_The problem_: Reproduce the entries word for word, and omit any picture you find in them.

(Dataset listings of figures)
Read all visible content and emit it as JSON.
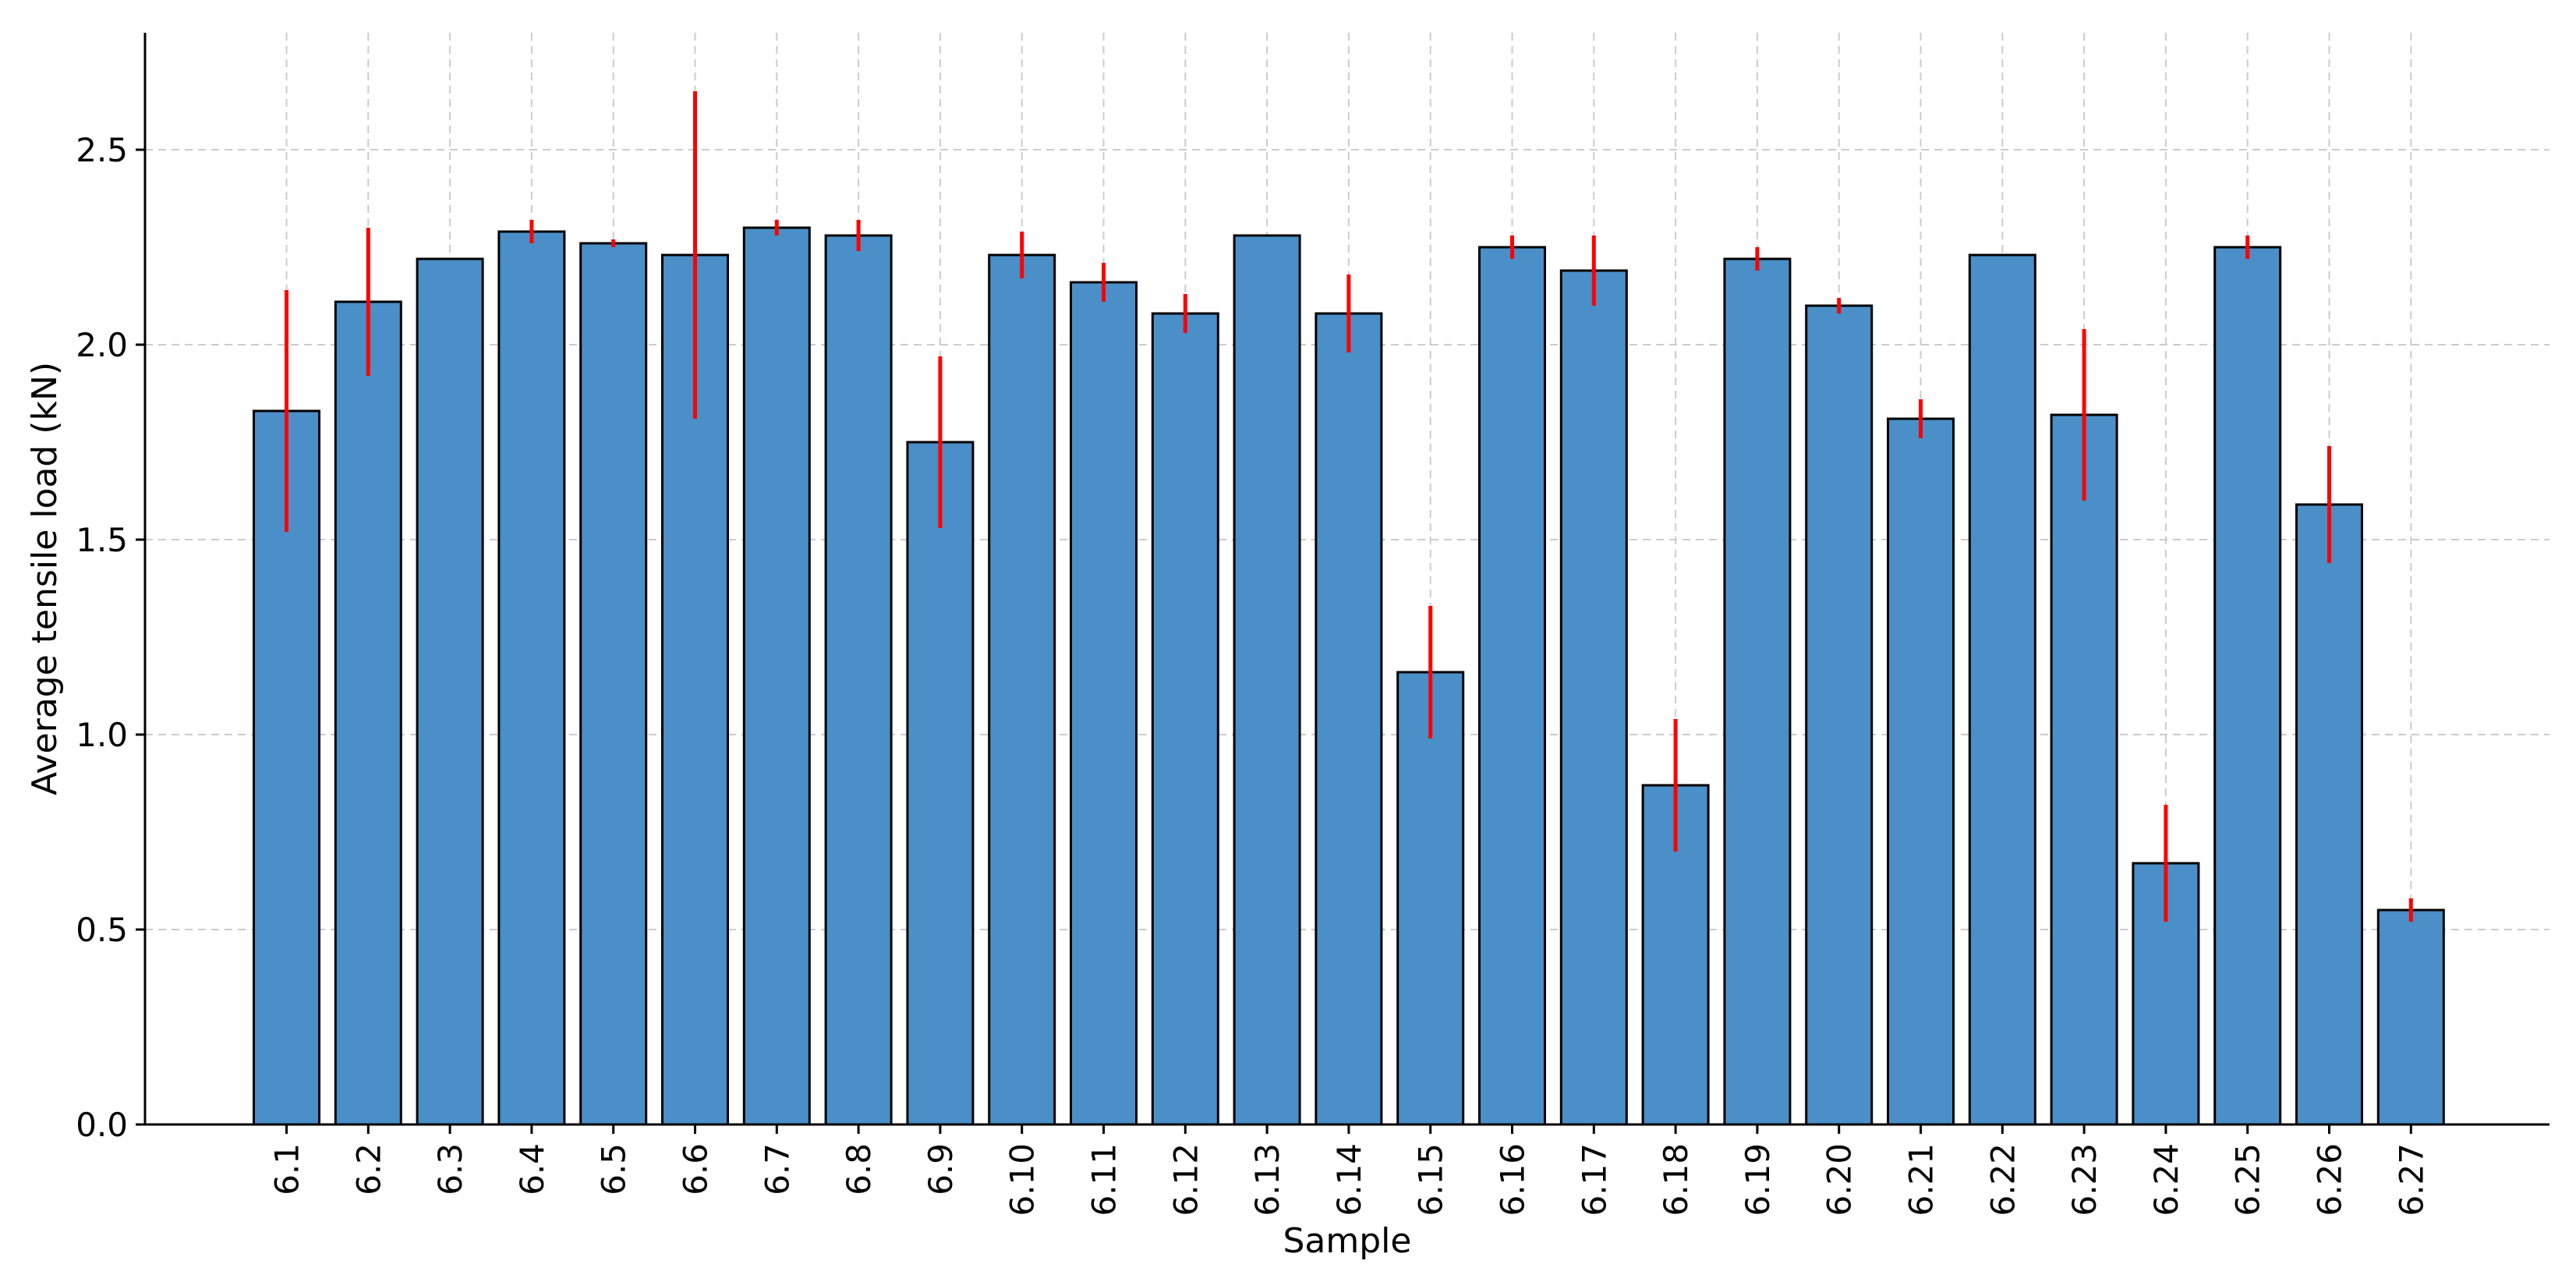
{
  "chart_data": {
    "type": "bar",
    "xlabel": "Sample",
    "ylabel": "Average tensile load (kN)",
    "ylim": [
      0,
      2.8
    ],
    "yticks": [
      "0.0",
      "0.5",
      "1.0",
      "1.5",
      "2.0",
      "2.5"
    ],
    "grid": true,
    "bar_color": "#4a8fc8",
    "bar_edge_color": "#000000",
    "error_color": "#ff0000",
    "categories": [
      "6.1",
      "6.2",
      "6.3",
      "6.4",
      "6.5",
      "6.6",
      "6.7",
      "6.8",
      "6.9",
      "6.10",
      "6.11",
      "6.12",
      "6.13",
      "6.14",
      "6.15",
      "6.16",
      "6.17",
      "6.18",
      "6.19",
      "6.20",
      "6.21",
      "6.22",
      "6.23",
      "6.24",
      "6.25",
      "6.26",
      "6.27"
    ],
    "values": [
      1.83,
      2.11,
      2.22,
      2.29,
      2.26,
      2.23,
      2.3,
      2.28,
      1.75,
      2.23,
      2.16,
      2.08,
      2.28,
      2.08,
      1.16,
      2.25,
      2.19,
      0.87,
      2.22,
      2.1,
      1.81,
      2.23,
      1.82,
      0.67,
      2.25,
      1.59,
      0.55
    ],
    "errors": [
      0.31,
      0.19,
      0.0,
      0.03,
      0.01,
      0.42,
      0.02,
      0.04,
      0.22,
      0.06,
      0.05,
      0.05,
      0.0,
      0.1,
      0.17,
      0.03,
      0.09,
      0.17,
      0.03,
      0.02,
      0.05,
      0.0,
      0.22,
      0.15,
      0.03,
      0.15,
      0.03
    ]
  }
}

_Complete response_:
Read all visible content and emit it as JSON.
{
  "chart_data": {
    "type": "bar",
    "xlabel": "Sample",
    "ylabel": "Average tensile load (kN)",
    "ylim": [
      0,
      2.8
    ],
    "yticks": [
      "0.0",
      "0.5",
      "1.0",
      "1.5",
      "2.0",
      "2.5"
    ],
    "grid": true,
    "bar_color": "#4a8fc8",
    "bar_edge_color": "#000000",
    "error_color": "#ff0000",
    "categories": [
      "6.1",
      "6.2",
      "6.3",
      "6.4",
      "6.5",
      "6.6",
      "6.7",
      "6.8",
      "6.9",
      "6.10",
      "6.11",
      "6.12",
      "6.13",
      "6.14",
      "6.15",
      "6.16",
      "6.17",
      "6.18",
      "6.19",
      "6.20",
      "6.21",
      "6.22",
      "6.23",
      "6.24",
      "6.25",
      "6.26",
      "6.27"
    ],
    "values": [
      1.83,
      2.11,
      2.22,
      2.29,
      2.26,
      2.23,
      2.3,
      2.28,
      1.75,
      2.23,
      2.16,
      2.08,
      2.28,
      2.08,
      1.16,
      2.25,
      2.19,
      0.87,
      2.22,
      2.1,
      1.81,
      2.23,
      1.82,
      0.67,
      2.25,
      1.59,
      0.55
    ],
    "errors": [
      0.31,
      0.19,
      0.0,
      0.03,
      0.01,
      0.42,
      0.02,
      0.04,
      0.22,
      0.06,
      0.05,
      0.05,
      0.0,
      0.1,
      0.17,
      0.03,
      0.09,
      0.17,
      0.03,
      0.02,
      0.05,
      0.0,
      0.22,
      0.15,
      0.03,
      0.15,
      0.03
    ]
  }
}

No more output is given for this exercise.